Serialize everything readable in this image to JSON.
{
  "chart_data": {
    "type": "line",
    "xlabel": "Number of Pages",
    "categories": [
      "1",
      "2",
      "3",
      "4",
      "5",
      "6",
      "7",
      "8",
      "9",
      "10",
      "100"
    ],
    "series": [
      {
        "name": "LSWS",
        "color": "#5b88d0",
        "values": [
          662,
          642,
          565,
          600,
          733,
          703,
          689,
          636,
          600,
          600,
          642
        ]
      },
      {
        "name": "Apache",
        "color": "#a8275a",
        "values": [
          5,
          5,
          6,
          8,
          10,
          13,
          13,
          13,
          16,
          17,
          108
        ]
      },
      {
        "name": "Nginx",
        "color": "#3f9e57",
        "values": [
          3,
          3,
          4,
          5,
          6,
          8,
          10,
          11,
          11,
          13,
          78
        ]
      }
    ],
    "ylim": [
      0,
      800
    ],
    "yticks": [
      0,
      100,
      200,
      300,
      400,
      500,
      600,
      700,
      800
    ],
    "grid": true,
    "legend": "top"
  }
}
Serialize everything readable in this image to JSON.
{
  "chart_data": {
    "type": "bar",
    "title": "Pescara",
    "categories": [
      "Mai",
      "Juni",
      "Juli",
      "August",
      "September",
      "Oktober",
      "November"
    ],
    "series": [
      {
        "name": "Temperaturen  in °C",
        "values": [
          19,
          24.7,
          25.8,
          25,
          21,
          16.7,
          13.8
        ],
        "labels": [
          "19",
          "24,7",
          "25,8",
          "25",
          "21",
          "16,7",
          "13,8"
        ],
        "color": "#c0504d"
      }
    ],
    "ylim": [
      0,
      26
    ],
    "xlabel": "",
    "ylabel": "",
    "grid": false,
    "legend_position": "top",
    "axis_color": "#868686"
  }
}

**Task requirements**
From the data above, extract every line in its exact form.

**Full response**
Serialize everything readable in this image to JSON.
{
  "chart_data": {
    "type": "line",
    "xlabel": "Number of Pages",
    "categories": [
      "1",
      "2",
      "3",
      "4",
      "5",
      "6",
      "7",
      "8",
      "9",
      "10",
      "100"
    ],
    "series": [
      {
        "name": "LSWS",
        "color": "#5b88d0",
        "values": [
          662,
          642,
          565,
          600,
          733,
          703,
          689,
          636,
          600,
          600,
          642
        ]
      },
      {
        "name": "Apache",
        "color": "#a8275a",
        "values": [
          5,
          5,
          6,
          8,
          10,
          13,
          13,
          13,
          16,
          17,
          108
        ]
      },
      {
        "name": "Nginx",
        "color": "#3f9e57",
        "values": [
          3,
          3,
          4,
          5,
          6,
          8,
          10,
          11,
          11,
          13,
          78
        ]
      }
    ],
    "ylim": [
      0,
      800
    ],
    "yticks": [
      0,
      100,
      200,
      300,
      400,
      500,
      600,
      700,
      800
    ],
    "grid": true,
    "legend": "top"
  }
}
Serialize everything readable in this image to JSON.
{
  "chart_data": {
    "type": "bar",
    "title": "Pescara",
    "categories": [
      "Mai",
      "Juni",
      "Juli",
      "August",
      "September",
      "Oktober",
      "November"
    ],
    "series": [
      {
        "name": "Temperaturen  in °C",
        "values": [
          19,
          24.7,
          25.8,
          25,
          21,
          16.7,
          13.8
        ],
        "labels": [
          "19",
          "24,7",
          "25,8",
          "25",
          "21",
          "16,7",
          "13,8"
        ],
        "color": "#c0504d"
      }
    ],
    "ylim": [
      0,
      26
    ],
    "xlabel": "",
    "ylabel": "",
    "grid": false,
    "legend_position": "top",
    "axis_color": "#868686"
  }
}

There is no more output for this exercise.